Pull each line containing "hours" out of the data and copy it.

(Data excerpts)
::::::::::

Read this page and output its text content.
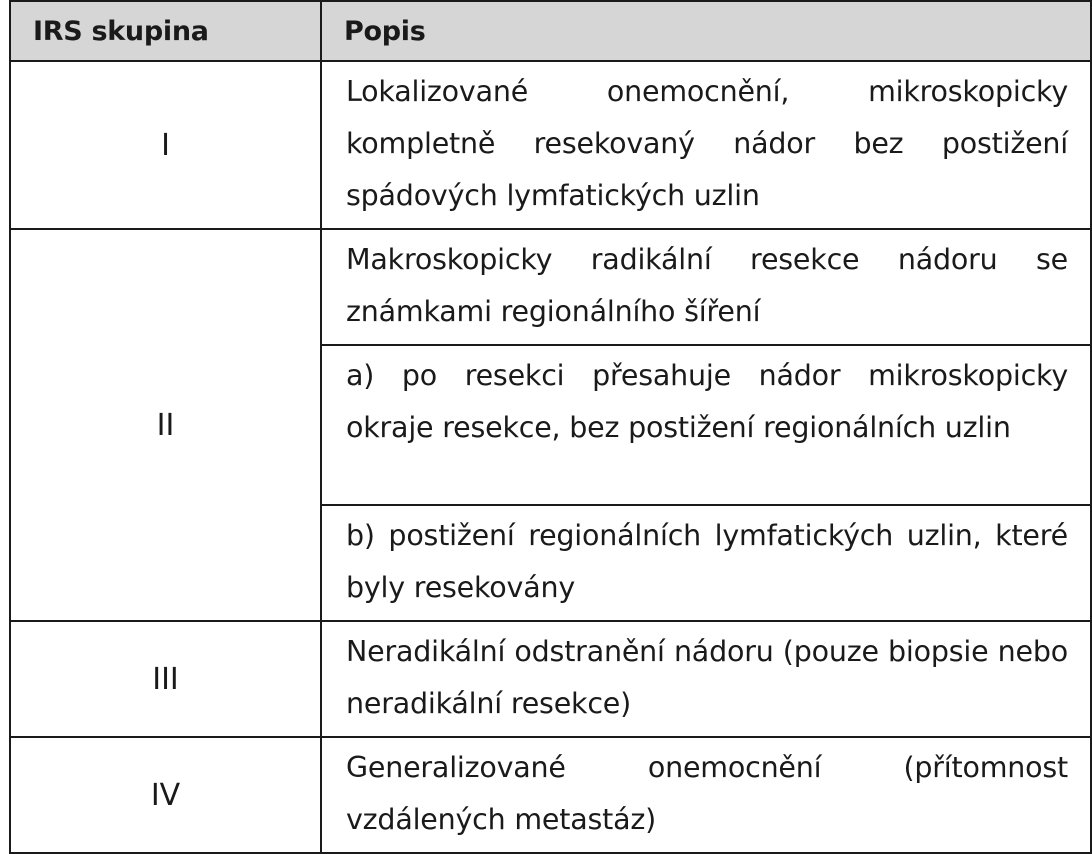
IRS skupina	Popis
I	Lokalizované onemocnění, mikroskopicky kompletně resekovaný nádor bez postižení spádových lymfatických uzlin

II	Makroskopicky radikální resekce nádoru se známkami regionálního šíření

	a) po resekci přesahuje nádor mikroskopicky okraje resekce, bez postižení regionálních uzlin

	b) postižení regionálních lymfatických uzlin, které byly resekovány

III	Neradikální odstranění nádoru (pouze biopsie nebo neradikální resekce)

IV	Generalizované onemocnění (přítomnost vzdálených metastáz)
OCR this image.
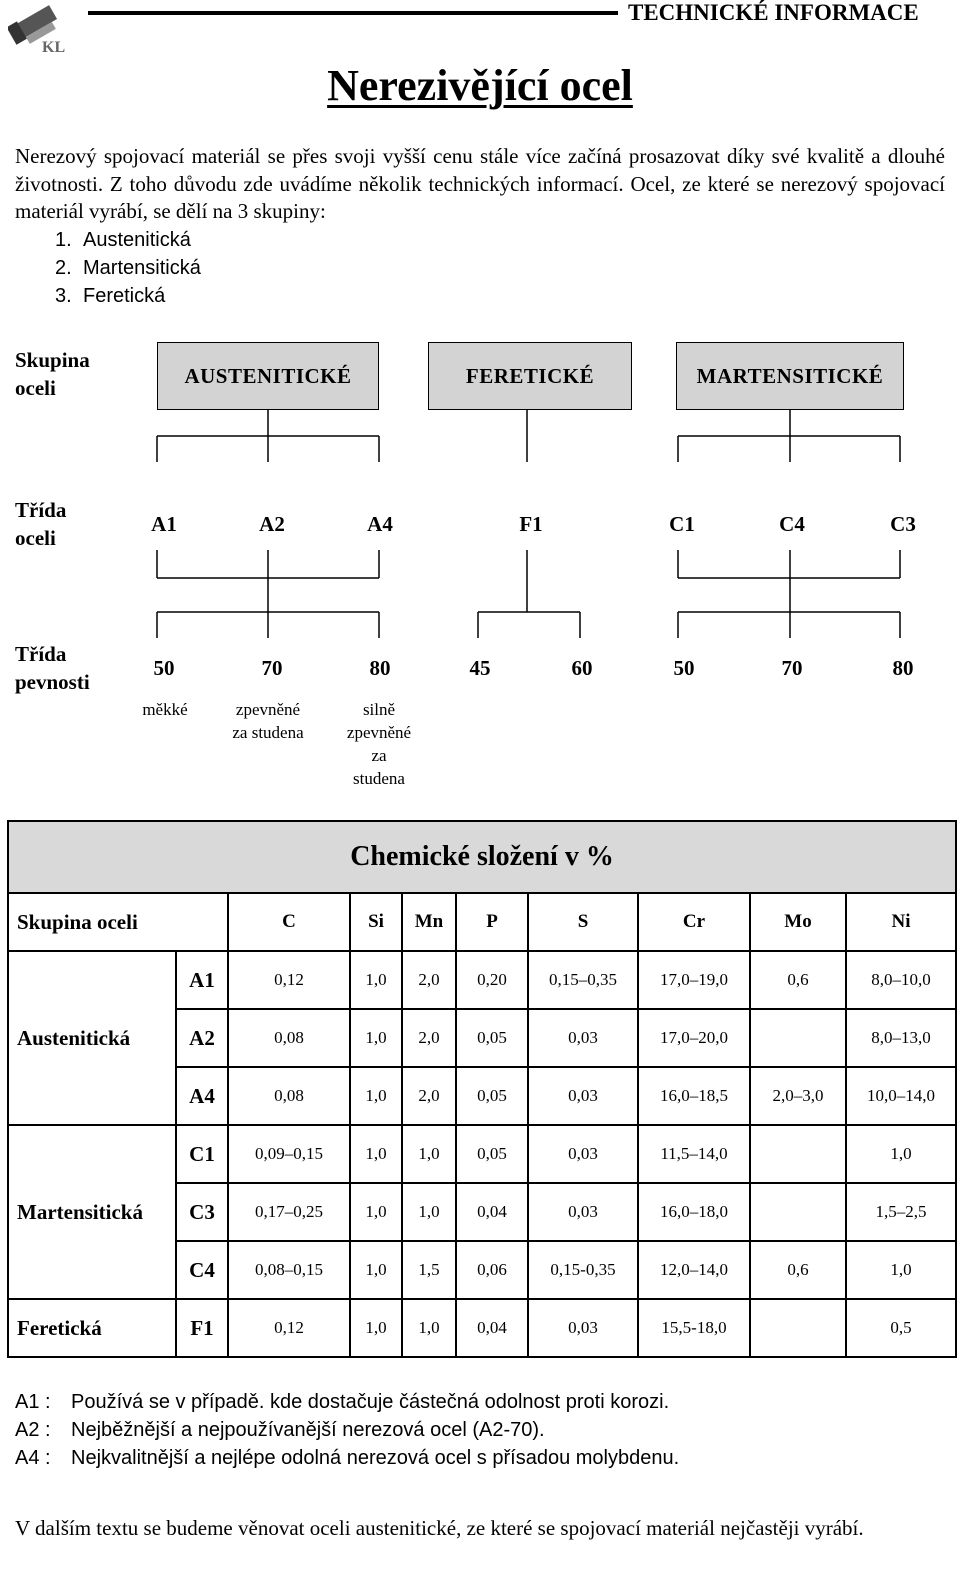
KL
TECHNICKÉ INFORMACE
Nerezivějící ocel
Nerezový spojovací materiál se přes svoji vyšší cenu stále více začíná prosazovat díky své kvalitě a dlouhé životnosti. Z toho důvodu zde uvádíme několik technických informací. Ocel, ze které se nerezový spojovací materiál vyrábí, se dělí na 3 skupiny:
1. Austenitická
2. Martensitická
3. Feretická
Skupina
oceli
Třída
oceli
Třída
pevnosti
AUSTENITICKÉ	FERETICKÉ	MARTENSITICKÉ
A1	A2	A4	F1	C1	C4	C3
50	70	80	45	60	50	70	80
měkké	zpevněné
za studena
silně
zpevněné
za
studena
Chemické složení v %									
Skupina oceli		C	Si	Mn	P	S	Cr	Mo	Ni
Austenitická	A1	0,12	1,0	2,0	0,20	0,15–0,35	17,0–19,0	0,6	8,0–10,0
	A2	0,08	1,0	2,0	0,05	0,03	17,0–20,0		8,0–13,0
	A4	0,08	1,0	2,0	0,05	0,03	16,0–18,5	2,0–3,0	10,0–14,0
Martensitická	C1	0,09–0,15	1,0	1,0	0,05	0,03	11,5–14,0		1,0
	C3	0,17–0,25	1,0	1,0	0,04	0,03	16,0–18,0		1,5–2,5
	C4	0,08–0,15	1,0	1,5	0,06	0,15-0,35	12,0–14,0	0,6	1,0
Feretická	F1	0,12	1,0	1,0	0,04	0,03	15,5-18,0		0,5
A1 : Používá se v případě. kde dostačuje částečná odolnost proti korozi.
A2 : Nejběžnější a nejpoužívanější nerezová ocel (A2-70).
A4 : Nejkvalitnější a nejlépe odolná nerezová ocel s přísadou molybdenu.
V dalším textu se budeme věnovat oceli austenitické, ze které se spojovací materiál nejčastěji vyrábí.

::::::::::

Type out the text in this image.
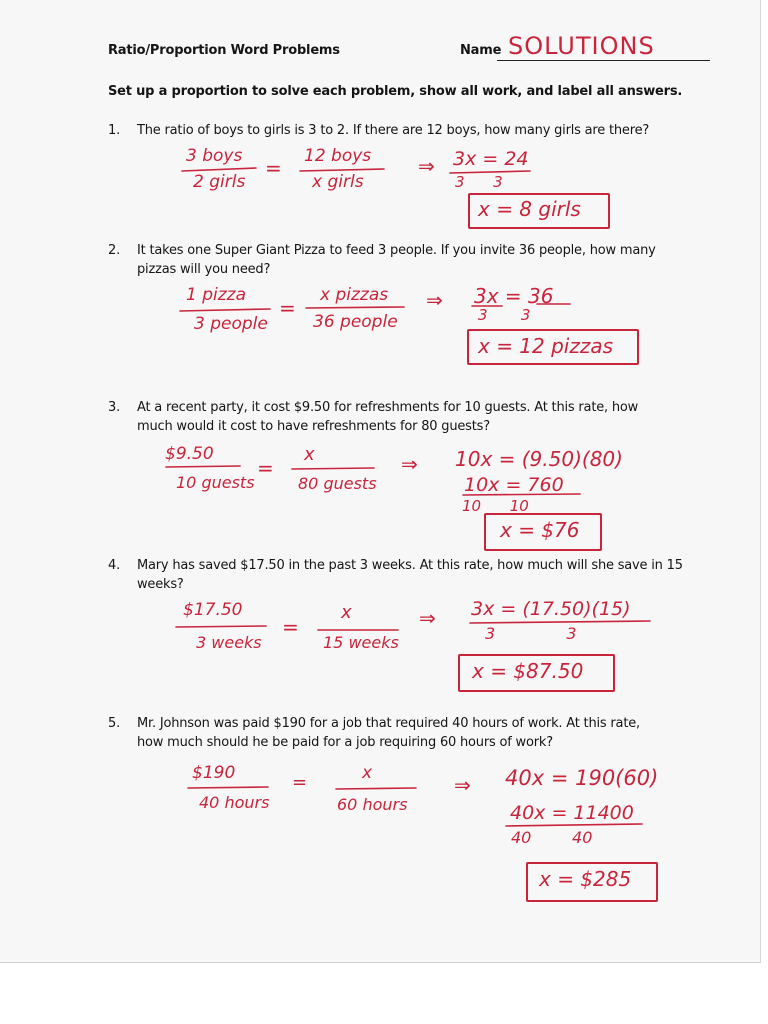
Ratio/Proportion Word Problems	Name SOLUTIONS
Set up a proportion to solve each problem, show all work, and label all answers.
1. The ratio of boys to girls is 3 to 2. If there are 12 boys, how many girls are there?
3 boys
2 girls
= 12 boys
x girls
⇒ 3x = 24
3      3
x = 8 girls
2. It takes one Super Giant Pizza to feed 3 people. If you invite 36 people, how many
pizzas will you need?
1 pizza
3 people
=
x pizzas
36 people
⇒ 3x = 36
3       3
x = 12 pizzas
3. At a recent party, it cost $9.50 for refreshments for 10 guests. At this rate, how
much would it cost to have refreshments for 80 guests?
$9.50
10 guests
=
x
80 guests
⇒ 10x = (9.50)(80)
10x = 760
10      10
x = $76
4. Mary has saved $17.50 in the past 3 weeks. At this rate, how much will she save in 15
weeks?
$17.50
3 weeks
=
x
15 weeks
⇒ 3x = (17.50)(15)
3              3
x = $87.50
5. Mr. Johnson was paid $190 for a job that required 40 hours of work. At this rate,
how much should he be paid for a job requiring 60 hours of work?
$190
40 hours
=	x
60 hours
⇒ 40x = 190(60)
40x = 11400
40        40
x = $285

::::::::::

* _Written reply_:
5. Mr. Johnson was paid $190 for a job that required 40 hours of work. At this rate,
how much should he be paid for a job requiring 60 hours of work?
40 hours
60 hours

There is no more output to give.